▶ [What the exercise asks]: Set down each entry exactly as given; pictures should not appear in the copy.

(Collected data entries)
▼▼▼
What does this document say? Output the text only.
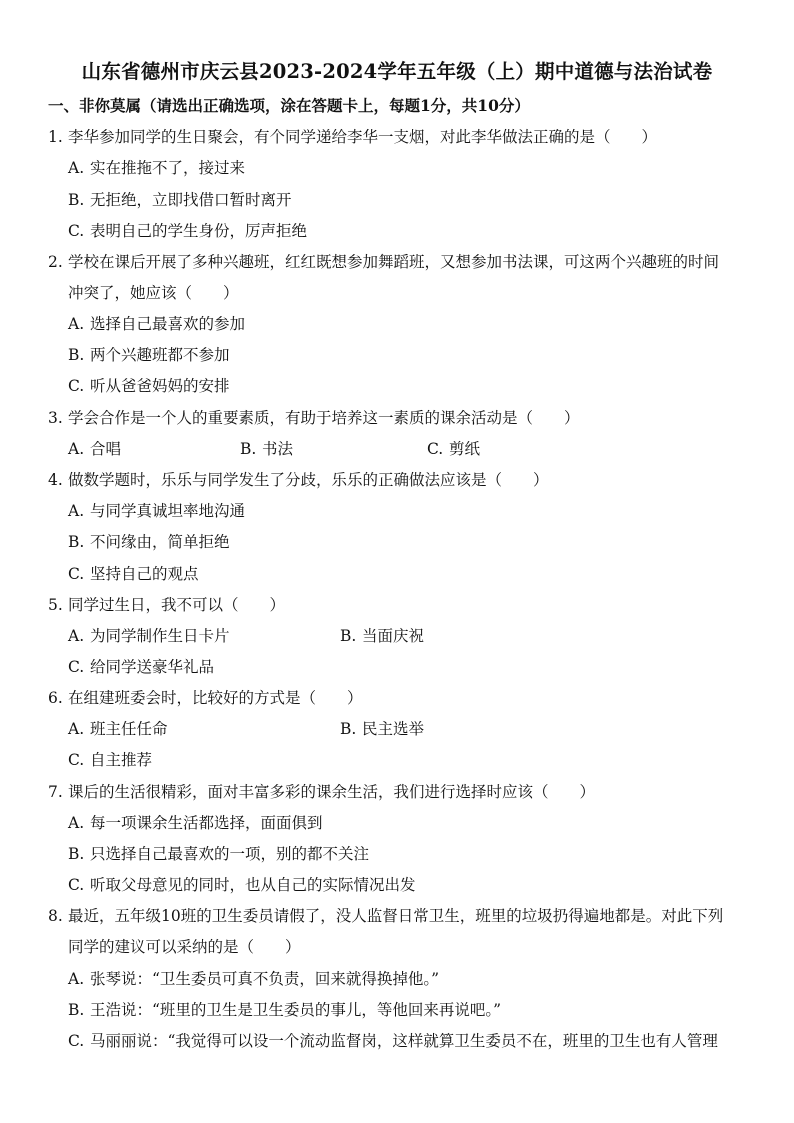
山东省德州市庆云县2023-2024学年五年级（上）期中道德与法治试卷
一、非你莫属（请选出正确选项，涂在答题卡上，每题1分，共10分）
1. 李华参加同学的生日聚会，有个同学递给李华一支烟，对此李华做法正确的是（　　）
A. 实在推拖不了，接过来
B. 无拒绝，立即找借口暂时离开
C. 表明自己的学生身份，厉声拒绝
2. 学校在课后开展了多种兴趣班，红红既想参加舞蹈班，又想参加书法课，可这两个兴趣班的时间
冲突了，她应该（　　）
A. 选择自己最喜欢的参加
B. 两个兴趣班都不参加
C. 听从爸爸妈妈的安排
3. 学会合作是一个人的重要素质，有助于培养这一素质的课余活动是（　　）
A. 合唱	B. 书法	C. 剪纸
4. 做数学题时，乐乐与同学发生了分歧，乐乐的正确做法应该是（　　）
A. 与同学真诚坦率地沟通
B. 不问缘由，简单拒绝
C. 坚持自己的观点
5. 同学过生日，我不可以（　　）
A. 为同学制作生日卡片	B. 当面庆祝
C. 给同学送豪华礼品
6. 在组建班委会时，比较好的方式是（　　）
A. 班主任任命	B. 民主选举
C. 自主推荐
7. 课后的生活很精彩，面对丰富多彩的课余生活，我们进行选择时应该（　　）
A. 每一项课余生活都选择，面面俱到
B. 只选择自己最喜欢的一项，别的都不关注
C. 听取父母意见的同时，也从自己的实际情况出发
8. 最近，五年级10班的卫生委员请假了，没人监督日常卫生，班里的垃圾扔得遍地都是。对此下列
同学的建议可以采纳的是（　　）
A. 张琴说：“卫生委员可真不负责，回来就得换掉他。”
B. 王浩说：“班里的卫生是卫生委员的事儿，等他回来再说吧。”
C. 马丽丽说：“我觉得可以设一个流动监督岗，这样就算卫生委员不在，班里的卫生也有人管理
▲▲▲
▶ [Exercise result]:
What does this document say? Output the text only.
山东省德州市庆云县2023-2024学年五年级（上）期中道德与法治试卷
一、非你莫属（请选出正确选项，涂在答题卡上，每题1分，共10分）
1. 李华参加同学的生日聚会，有个同学递给李华一支烟，对此李华做法正确的是（　　）
A. 实在推拖不了，接过来
B. 无拒绝，立即找借口暂时离开
C. 表明自己的学生身份，厉声拒绝
2. 学校在课后开展了多种兴趣班，红红既想参加舞蹈班，又想参加书法课，可这两个兴趣班的时间
冲突了，她应该（　　）
A. 选择自己最喜欢的参加
B. 两个兴趣班都不参加
C. 听从爸爸妈妈的安排
3. 学会合作是一个人的重要素质，有助于培养这一素质的课余活动是（　　）
A. 合唱	B. 书法	C. 剪纸
4. 做数学题时，乐乐与同学发生了分歧，乐乐的正确做法应该是（　　）
A. 与同学真诚坦率地沟通
B. 不问缘由，简单拒绝
C. 坚持自己的观点
5. 同学过生日，我不可以（　　）
A. 为同学制作生日卡片	B. 当面庆祝
C. 给同学送豪华礼品
6. 在组建班委会时，比较好的方式是（　　）
A. 班主任任命	B. 民主选举
C. 自主推荐
7. 课后的生活很精彩，面对丰富多彩的课余生活，我们进行选择时应该（　　）
A. 每一项课余生活都选择，面面俱到
B. 只选择自己最喜欢的一项，别的都不关注
C. 听取父母意见的同时，也从自己的实际情况出发
8. 最近，五年级10班的卫生委员请假了，没人监督日常卫生，班里的垃圾扔得遍地都是。对此下列
同学的建议可以采纳的是（　　）
A. 张琴说：“卫生委员可真不负责，回来就得换掉他。”
B. 王浩说：“班里的卫生是卫生委员的事儿，等他回来再说吧。”
C. 马丽丽说：“我觉得可以设一个流动监督岗，这样就算卫生委员不在，班里的卫生也有人管理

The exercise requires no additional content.